◆ **BRIEF**
Retype every entry exactly, character for character.

[Data entries]

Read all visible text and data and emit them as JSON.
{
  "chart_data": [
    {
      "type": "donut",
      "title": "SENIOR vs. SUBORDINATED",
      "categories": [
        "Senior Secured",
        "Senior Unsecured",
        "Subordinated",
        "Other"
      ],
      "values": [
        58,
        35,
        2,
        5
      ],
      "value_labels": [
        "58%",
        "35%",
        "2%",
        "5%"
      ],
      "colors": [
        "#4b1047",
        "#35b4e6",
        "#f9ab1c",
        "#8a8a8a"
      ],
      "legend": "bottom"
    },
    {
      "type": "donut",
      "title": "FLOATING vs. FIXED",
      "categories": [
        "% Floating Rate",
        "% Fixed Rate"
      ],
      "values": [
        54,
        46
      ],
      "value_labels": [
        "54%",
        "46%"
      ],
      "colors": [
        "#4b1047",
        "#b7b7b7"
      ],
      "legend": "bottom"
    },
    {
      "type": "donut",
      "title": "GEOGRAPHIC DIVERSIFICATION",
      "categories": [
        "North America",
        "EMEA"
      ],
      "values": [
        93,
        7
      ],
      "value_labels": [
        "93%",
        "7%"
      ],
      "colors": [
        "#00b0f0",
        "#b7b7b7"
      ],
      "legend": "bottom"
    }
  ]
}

◆ **RESPONSE TO THE TASK**
Read all visible text and data and emit them as JSON.
{
  "chart_data": [
    {
      "type": "donut",
      "title": "SENIOR vs. SUBORDINATED",
      "categories": [
        "Senior Secured",
        "Senior Unsecured",
        "Subordinated",
        "Other"
      ],
      "values": [
        58,
        35,
        2,
        5
      ],
      "value_labels": [
        "58%",
        "35%",
        "2%",
        "5%"
      ],
      "colors": [
        "#4b1047",
        "#35b4e6",
        "#f9ab1c",
        "#8a8a8a"
      ],
      "legend": "bottom"
    },
    {
      "type": "donut",
      "title": "FLOATING vs. FIXED",
      "categories": [
        "% Floating Rate",
        "% Fixed Rate"
      ],
      "values": [
        54,
        46
      ],
      "value_labels": [
        "54%",
        "46%"
      ],
      "colors": [
        "#4b1047",
        "#b7b7b7"
      ],
      "legend": "bottom"
    },
    {
      "type": "donut",
      "title": "GEOGRAPHIC DIVERSIFICATION",
      "categories": [
        "North America",
        "EMEA"
      ],
      "values": [
        93,
        7
      ],
      "value_labels": [
        "93%",
        "7%"
      ],
      "colors": [
        "#00b0f0",
        "#b7b7b7"
      ],
      "legend": "bottom"
    }
  ]
}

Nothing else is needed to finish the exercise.